Information shown »
==============================

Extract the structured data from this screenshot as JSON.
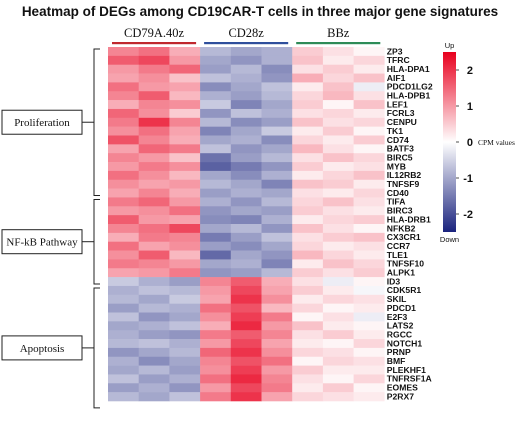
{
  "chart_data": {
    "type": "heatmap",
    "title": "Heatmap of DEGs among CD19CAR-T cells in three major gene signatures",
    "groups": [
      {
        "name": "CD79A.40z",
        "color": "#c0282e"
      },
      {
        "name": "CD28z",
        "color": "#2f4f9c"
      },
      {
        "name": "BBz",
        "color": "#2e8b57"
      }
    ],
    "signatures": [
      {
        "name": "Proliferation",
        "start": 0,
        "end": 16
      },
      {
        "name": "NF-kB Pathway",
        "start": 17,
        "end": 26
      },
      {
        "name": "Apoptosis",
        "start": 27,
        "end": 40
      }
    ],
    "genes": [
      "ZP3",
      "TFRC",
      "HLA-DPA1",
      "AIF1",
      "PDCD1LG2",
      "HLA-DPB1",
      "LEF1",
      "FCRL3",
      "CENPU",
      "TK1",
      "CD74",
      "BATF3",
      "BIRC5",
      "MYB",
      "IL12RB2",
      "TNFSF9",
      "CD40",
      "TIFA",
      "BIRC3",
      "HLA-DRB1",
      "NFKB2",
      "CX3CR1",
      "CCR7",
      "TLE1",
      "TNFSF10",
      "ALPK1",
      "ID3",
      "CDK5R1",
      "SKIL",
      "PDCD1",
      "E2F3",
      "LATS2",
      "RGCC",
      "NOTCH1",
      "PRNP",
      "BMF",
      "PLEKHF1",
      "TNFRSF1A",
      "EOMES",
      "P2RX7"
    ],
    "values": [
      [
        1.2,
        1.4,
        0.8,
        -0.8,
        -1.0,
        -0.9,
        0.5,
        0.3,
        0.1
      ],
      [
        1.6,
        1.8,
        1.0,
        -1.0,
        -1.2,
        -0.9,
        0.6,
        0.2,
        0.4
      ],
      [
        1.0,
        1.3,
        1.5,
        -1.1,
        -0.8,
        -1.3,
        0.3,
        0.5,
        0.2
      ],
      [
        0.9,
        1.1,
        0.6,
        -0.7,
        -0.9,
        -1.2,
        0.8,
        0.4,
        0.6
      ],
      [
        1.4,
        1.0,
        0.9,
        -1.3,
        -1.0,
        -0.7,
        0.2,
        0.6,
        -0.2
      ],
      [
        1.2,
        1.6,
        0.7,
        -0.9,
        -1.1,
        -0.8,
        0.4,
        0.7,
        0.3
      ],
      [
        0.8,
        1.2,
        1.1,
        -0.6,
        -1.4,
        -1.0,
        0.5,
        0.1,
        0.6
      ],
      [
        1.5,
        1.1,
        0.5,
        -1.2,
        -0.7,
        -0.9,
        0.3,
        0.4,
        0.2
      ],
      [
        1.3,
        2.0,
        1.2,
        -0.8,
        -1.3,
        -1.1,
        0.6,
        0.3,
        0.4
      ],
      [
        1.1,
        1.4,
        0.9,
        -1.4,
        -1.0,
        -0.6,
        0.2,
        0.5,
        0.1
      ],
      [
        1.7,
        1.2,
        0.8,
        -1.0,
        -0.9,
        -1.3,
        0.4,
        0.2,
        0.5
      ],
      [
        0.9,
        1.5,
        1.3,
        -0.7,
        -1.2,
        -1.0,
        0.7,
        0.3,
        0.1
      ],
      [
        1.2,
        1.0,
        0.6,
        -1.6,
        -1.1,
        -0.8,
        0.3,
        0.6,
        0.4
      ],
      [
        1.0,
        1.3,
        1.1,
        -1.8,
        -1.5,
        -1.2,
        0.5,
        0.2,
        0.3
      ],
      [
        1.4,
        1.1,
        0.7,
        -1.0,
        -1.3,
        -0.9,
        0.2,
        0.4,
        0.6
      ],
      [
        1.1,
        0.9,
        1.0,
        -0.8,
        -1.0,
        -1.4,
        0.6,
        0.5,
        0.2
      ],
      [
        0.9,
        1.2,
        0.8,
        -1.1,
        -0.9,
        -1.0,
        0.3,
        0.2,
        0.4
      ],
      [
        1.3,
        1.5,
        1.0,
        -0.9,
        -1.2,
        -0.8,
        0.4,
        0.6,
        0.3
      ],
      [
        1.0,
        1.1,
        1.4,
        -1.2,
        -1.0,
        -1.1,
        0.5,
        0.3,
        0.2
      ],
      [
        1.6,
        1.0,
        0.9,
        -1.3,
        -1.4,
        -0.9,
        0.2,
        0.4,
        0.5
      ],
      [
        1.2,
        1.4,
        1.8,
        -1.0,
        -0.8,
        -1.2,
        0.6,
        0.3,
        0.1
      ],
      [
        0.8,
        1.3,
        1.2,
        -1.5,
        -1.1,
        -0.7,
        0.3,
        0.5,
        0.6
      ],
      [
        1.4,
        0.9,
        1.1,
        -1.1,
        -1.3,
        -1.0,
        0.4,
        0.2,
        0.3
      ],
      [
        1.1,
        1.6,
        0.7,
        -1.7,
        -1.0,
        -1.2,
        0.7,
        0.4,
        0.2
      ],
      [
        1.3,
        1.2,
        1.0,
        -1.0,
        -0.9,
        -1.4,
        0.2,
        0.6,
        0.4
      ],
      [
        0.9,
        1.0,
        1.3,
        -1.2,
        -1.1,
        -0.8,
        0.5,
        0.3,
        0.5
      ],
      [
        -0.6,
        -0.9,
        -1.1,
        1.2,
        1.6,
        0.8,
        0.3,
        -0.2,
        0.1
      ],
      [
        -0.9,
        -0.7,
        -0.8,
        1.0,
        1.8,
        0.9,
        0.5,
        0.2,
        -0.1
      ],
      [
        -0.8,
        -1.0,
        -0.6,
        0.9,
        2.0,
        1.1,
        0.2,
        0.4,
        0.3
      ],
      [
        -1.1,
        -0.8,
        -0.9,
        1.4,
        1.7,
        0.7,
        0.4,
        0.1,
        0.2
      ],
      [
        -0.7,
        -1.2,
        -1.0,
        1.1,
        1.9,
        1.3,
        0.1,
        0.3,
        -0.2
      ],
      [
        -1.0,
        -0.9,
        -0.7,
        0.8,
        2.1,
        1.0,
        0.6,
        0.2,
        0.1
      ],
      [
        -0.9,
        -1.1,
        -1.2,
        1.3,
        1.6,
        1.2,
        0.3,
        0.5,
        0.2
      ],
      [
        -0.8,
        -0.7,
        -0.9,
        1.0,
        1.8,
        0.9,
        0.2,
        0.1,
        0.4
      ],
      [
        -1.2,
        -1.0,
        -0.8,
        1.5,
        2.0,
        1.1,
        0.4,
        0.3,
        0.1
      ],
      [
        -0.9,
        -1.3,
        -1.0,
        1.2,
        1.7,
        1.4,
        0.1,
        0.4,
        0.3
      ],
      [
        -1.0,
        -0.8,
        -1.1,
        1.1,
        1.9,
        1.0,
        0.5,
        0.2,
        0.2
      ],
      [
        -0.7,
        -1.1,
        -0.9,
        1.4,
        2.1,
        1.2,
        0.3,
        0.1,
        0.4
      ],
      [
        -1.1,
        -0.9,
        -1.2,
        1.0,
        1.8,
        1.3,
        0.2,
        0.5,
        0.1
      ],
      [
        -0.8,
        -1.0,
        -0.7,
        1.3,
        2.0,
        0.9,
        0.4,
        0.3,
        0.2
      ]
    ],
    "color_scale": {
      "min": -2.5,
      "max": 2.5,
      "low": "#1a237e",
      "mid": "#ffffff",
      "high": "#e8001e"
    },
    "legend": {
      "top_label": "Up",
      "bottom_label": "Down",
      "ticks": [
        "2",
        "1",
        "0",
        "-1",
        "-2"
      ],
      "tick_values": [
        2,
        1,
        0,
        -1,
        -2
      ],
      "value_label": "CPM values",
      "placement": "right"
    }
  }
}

==============================

Task to carry out » Pull every line containing the word "name" out of the material and copy it.

Completed task »
        "name": "CD79A.40z",
        "name": "CD28z",
        "name": "BBz",
        "name": "Proliferation",
        "name": "NF-kB Pathway",
        "name": "Apoptosis",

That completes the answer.